Data supplied:
____________
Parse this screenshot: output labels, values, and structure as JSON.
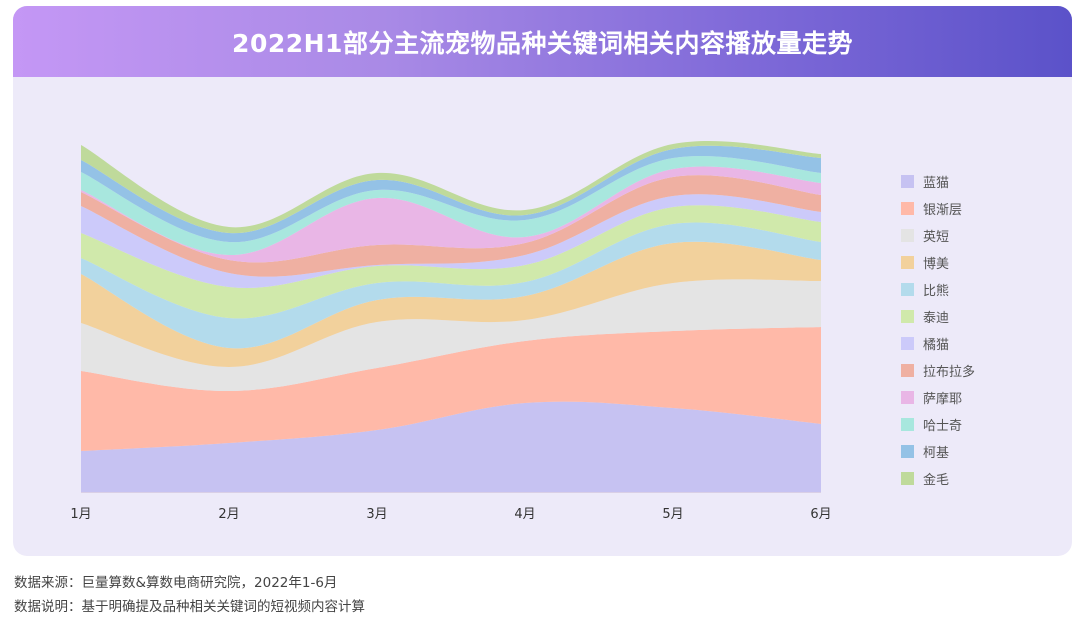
{
  "chart_data": {
    "type": "area",
    "stacked": true,
    "title": "2022H1部分主流宠物品种关键词相关内容播放量走势",
    "categories": [
      "1月",
      "2月",
      "3月",
      "4月",
      "5月",
      "6月"
    ],
    "ylim": [
      0,
      350
    ],
    "grid": false,
    "legend_position": "right",
    "series": [
      {
        "name": "蓝猫",
        "color": "#c6c2f2",
        "values": [
          41,
          49,
          62,
          89,
          84,
          68
        ]
      },
      {
        "name": "银渐层",
        "color": "#ffb9a8",
        "values": [
          80,
          52,
          62,
          62,
          77,
          97
        ]
      },
      {
        "name": "英短",
        "color": "#e4e4e4",
        "values": [
          48,
          24,
          46,
          21,
          48,
          46
        ]
      },
      {
        "name": "博美",
        "color": "#f2d19c",
        "values": [
          49,
          19,
          22,
          24,
          40,
          21
        ]
      },
      {
        "name": "比熊",
        "color": "#b3dbec",
        "values": [
          16,
          30,
          17,
          14,
          19,
          18
        ]
      },
      {
        "name": "泰迪",
        "color": "#d0e9ab",
        "values": [
          25,
          31,
          17,
          17,
          17,
          20
        ]
      },
      {
        "name": "橘猫",
        "color": "#cccafa",
        "values": [
          27,
          14,
          1,
          10,
          11,
          10
        ]
      },
      {
        "name": "拉布拉多",
        "color": "#efb0a2",
        "values": [
          14,
          13,
          20,
          12,
          19,
          17
        ]
      },
      {
        "name": "萨摩耶",
        "color": "#e9b6e6",
        "values": [
          2,
          5,
          47,
          6,
          8,
          12
        ]
      },
      {
        "name": "哈士奇",
        "color": "#a8e7de",
        "values": [
          18,
          13,
          8,
          17,
          11,
          10
        ]
      },
      {
        "name": "柯基",
        "color": "#94c2e6",
        "values": [
          12,
          9,
          10,
          5,
          9,
          15
        ]
      },
      {
        "name": "金毛",
        "color": "#bfda9b",
        "values": [
          15,
          6,
          7,
          5,
          5,
          4
        ]
      }
    ]
  },
  "footer": {
    "source": "数据来源：巨量算数&算数电商研究院，2022年1-6月",
    "note": "数据说明：基于明确提及品种相关关键词的短视频内容计算"
  }
}
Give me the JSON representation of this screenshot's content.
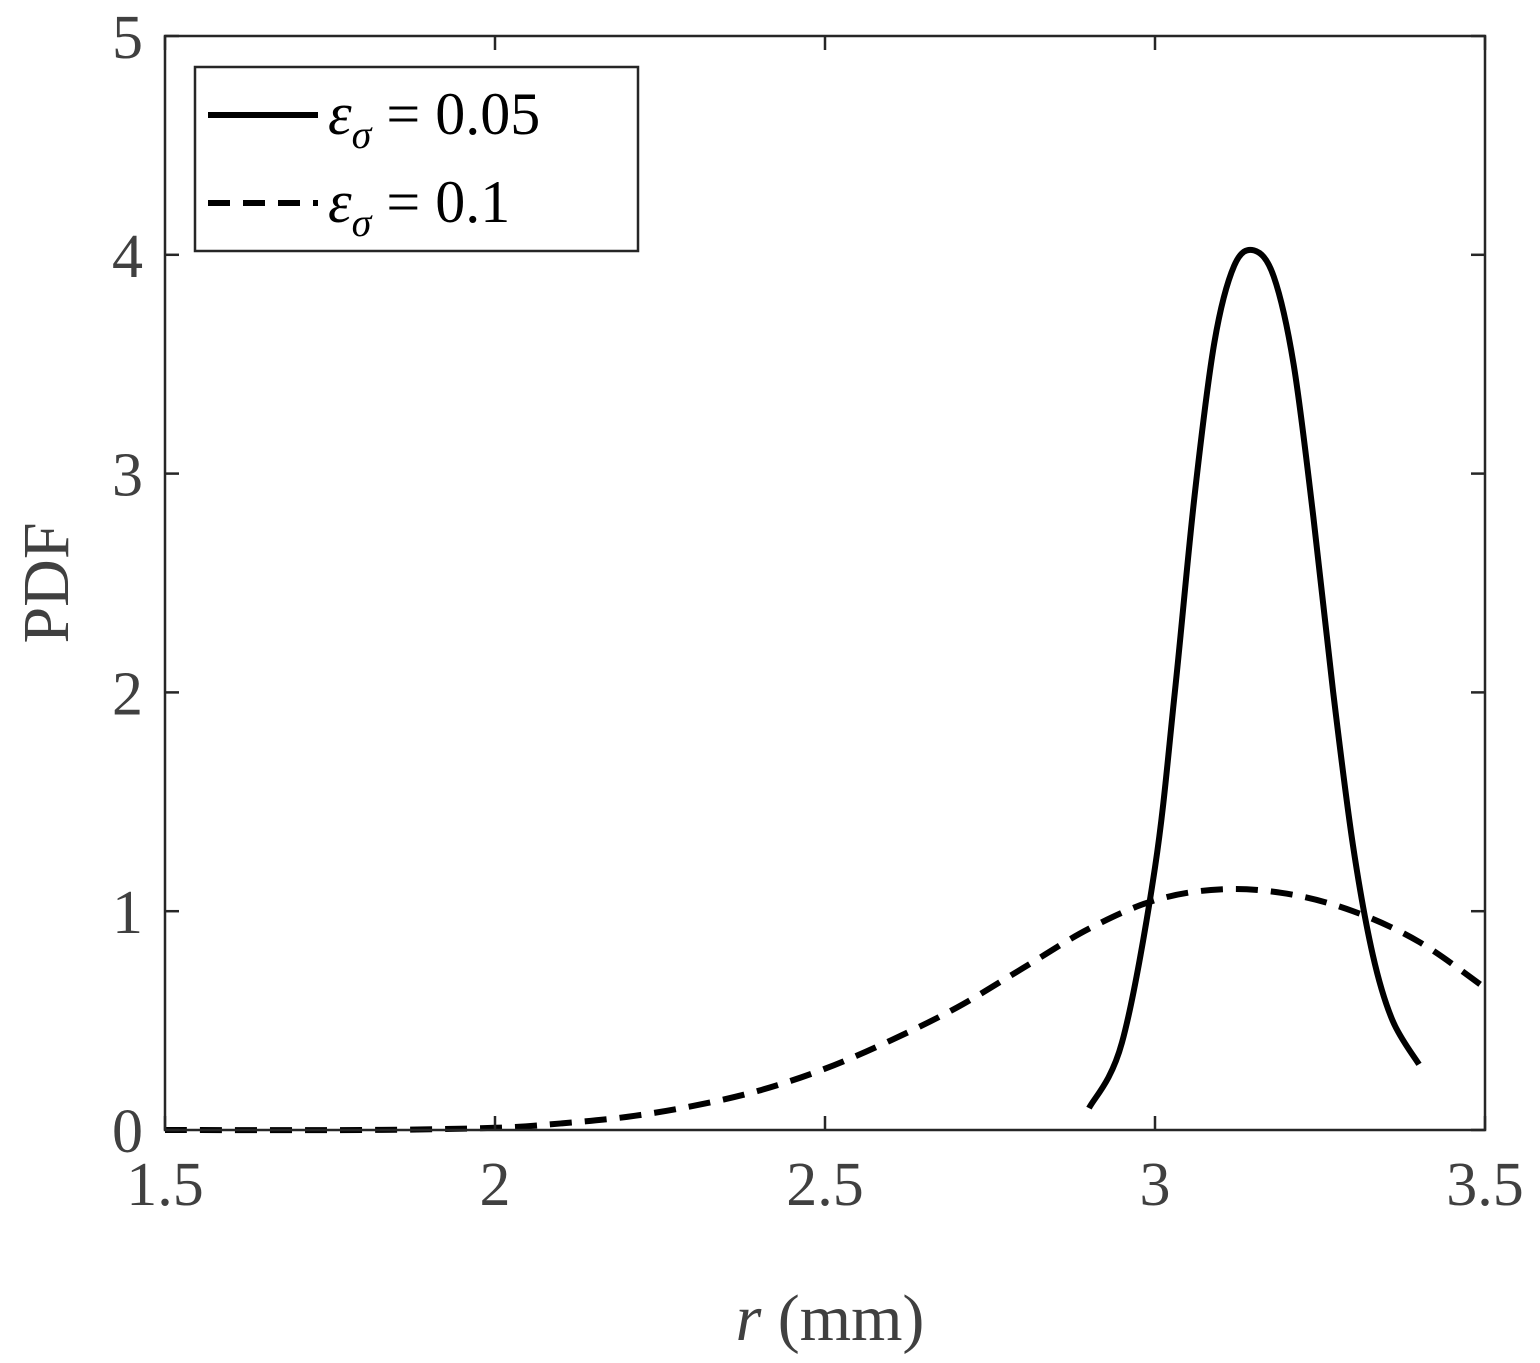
{
  "chart_data": {
    "type": "line",
    "xlabel_var": "r",
    "xlabel_unit": " (mm)",
    "ylabel": "PDF",
    "xlim": [
      1.5,
      3.5
    ],
    "ylim": [
      0,
      5
    ],
    "xticks": [
      1.5,
      2,
      2.5,
      3,
      3.5
    ],
    "xtick_labels": [
      "1.5",
      "2",
      "2.5",
      "3",
      "3.5"
    ],
    "yticks": [
      0,
      1,
      2,
      3,
      4,
      5
    ],
    "ytick_labels": [
      "0",
      "1",
      "2",
      "3",
      "4",
      "5"
    ],
    "grid": false,
    "legend_position": "top-left",
    "series": [
      {
        "name": "ε_σ = 0.05",
        "legend_symbol": "ε",
        "legend_subscript": "σ",
        "legend_value": " = 0.05",
        "style": "solid",
        "color": "#000000",
        "points": [
          [
            2.9,
            0.1
          ],
          [
            2.95,
            0.4
          ],
          [
            3.0,
            1.2
          ],
          [
            3.03,
            2.0
          ],
          [
            3.06,
            2.9
          ],
          [
            3.09,
            3.6
          ],
          [
            3.12,
            3.95
          ],
          [
            3.15,
            4.02
          ],
          [
            3.18,
            3.9
          ],
          [
            3.21,
            3.5
          ],
          [
            3.24,
            2.8
          ],
          [
            3.27,
            2.0
          ],
          [
            3.3,
            1.3
          ],
          [
            3.33,
            0.8
          ],
          [
            3.36,
            0.5
          ],
          [
            3.4,
            0.3
          ]
        ]
      },
      {
        "name": "ε_σ = 0.1",
        "legend_symbol": "ε",
        "legend_subscript": "σ",
        "legend_value": " = 0.1",
        "style": "dashed",
        "color": "#000000",
        "points": [
          [
            1.5,
            0.0
          ],
          [
            1.8,
            0.0
          ],
          [
            2.0,
            0.01
          ],
          [
            2.1,
            0.03
          ],
          [
            2.2,
            0.06
          ],
          [
            2.3,
            0.11
          ],
          [
            2.4,
            0.18
          ],
          [
            2.5,
            0.28
          ],
          [
            2.6,
            0.41
          ],
          [
            2.7,
            0.56
          ],
          [
            2.8,
            0.74
          ],
          [
            2.9,
            0.92
          ],
          [
            3.0,
            1.05
          ],
          [
            3.1,
            1.1
          ],
          [
            3.2,
            1.08
          ],
          [
            3.3,
            1.0
          ],
          [
            3.4,
            0.86
          ],
          [
            3.5,
            0.65
          ]
        ]
      }
    ]
  }
}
____________
What the exercise asks: Drop the images and repeat the data exactly.

Expected answer:
Parse this screenshot: output labels, values, and structure as JSON.
{
  "chart_data": {
    "type": "area",
    "stacked": true,
    "title": "2022H1部分主流宠物品种关键词相关内容播放量走势",
    "categories": [
      "1月",
      "2月",
      "3月",
      "4月",
      "5月",
      "6月"
    ],
    "ylim": [
      0,
      350
    ],
    "grid": false,
    "legend_position": "right",
    "series": [
      {
        "name": "蓝猫",
        "color": "#c6c2f2",
        "values": [
          41,
          49,
          62,
          89,
          84,
          68
        ]
      },
      {
        "name": "银渐层",
        "color": "#ffb9a8",
        "values": [
          80,
          52,
          62,
          62,
          77,
          97
        ]
      },
      {
        "name": "英短",
        "color": "#e4e4e4",
        "values": [
          48,
          24,
          46,
          21,
          48,
          46
        ]
      },
      {
        "name": "博美",
        "color": "#f2d19c",
        "values": [
          49,
          19,
          22,
          24,
          40,
          21
        ]
      },
      {
        "name": "比熊",
        "color": "#b3dbec",
        "values": [
          16,
          30,
          17,
          14,
          19,
          18
        ]
      },
      {
        "name": "泰迪",
        "color": "#d0e9ab",
        "values": [
          25,
          31,
          17,
          17,
          17,
          20
        ]
      },
      {
        "name": "橘猫",
        "color": "#cccafa",
        "values": [
          27,
          14,
          1,
          10,
          11,
          10
        ]
      },
      {
        "name": "拉布拉多",
        "color": "#efb0a2",
        "values": [
          14,
          13,
          20,
          12,
          19,
          17
        ]
      },
      {
        "name": "萨摩耶",
        "color": "#e9b6e6",
        "values": [
          2,
          5,
          47,
          6,
          8,
          12
        ]
      },
      {
        "name": "哈士奇",
        "color": "#a8e7de",
        "values": [
          18,
          13,
          8,
          17,
          11,
          10
        ]
      },
      {
        "name": "柯基",
        "color": "#94c2e6",
        "values": [
          12,
          9,
          10,
          5,
          9,
          15
        ]
      },
      {
        "name": "金毛",
        "color": "#bfda9b",
        "values": [
          15,
          6,
          7,
          5,
          5,
          4
        ]
      }
    ]
  },
  "footer": {
    "source": "数据来源：巨量算数&算数电商研究院，2022年1-6月",
    "note": "数据说明：基于明确提及品种相关关键词的短视频内容计算"
  }
}
Give me the JSON representation of this screenshot's content.
{
  "chart_data": {
    "type": "line",
    "xlabel_var": "r",
    "xlabel_unit": " (mm)",
    "ylabel": "PDF",
    "xlim": [
      1.5,
      3.5
    ],
    "ylim": [
      0,
      5
    ],
    "xticks": [
      1.5,
      2,
      2.5,
      3,
      3.5
    ],
    "xtick_labels": [
      "1.5",
      "2",
      "2.5",
      "3",
      "3.5"
    ],
    "yticks": [
      0,
      1,
      2,
      3,
      4,
      5
    ],
    "ytick_labels": [
      "0",
      "1",
      "2",
      "3",
      "4",
      "5"
    ],
    "grid": false,
    "legend_position": "top-left",
    "series": [
      {
        "name": "ε_σ = 0.05",
        "legend_symbol": "ε",
        "legend_subscript": "σ",
        "legend_value": " = 0.05",
        "style": "solid",
        "color": "#000000",
        "points": [
          [
            2.9,
            0.1
          ],
          [
            2.95,
            0.4
          ],
          [
            3.0,
            1.2
          ],
          [
            3.03,
            2.0
          ],
          [
            3.06,
            2.9
          ],
          [
            3.09,
            3.6
          ],
          [
            3.12,
            3.95
          ],
          [
            3.15,
            4.02
          ],
          [
            3.18,
            3.9
          ],
          [
            3.21,
            3.5
          ],
          [
            3.24,
            2.8
          ],
          [
            3.27,
            2.0
          ],
          [
            3.3,
            1.3
          ],
          [
            3.33,
            0.8
          ],
          [
            3.36,
            0.5
          ],
          [
            3.4,
            0.3
          ]
        ]
      },
      {
        "name": "ε_σ = 0.1",
        "legend_symbol": "ε",
        "legend_subscript": "σ",
        "legend_value": " = 0.1",
        "style": "dashed",
        "color": "#000000",
        "points": [
          [
            1.5,
            0.0
          ],
          [
            1.8,
            0.0
          ],
          [
            2.0,
            0.01
          ],
          [
            2.1,
            0.03
          ],
          [
            2.2,
            0.06
          ],
          [
            2.3,
            0.11
          ],
          [
            2.4,
            0.18
          ],
          [
            2.5,
            0.28
          ],
          [
            2.6,
            0.41
          ],
          [
            2.7,
            0.56
          ],
          [
            2.8,
            0.74
          ],
          [
            2.9,
            0.92
          ],
          [
            3.0,
            1.05
          ],
          [
            3.1,
            1.1
          ],
          [
            3.2,
            1.08
          ],
          [
            3.3,
            1.0
          ],
          [
            3.4,
            0.86
          ],
          [
            3.5,
            0.65
          ]
        ]
      }
    ]
  }
}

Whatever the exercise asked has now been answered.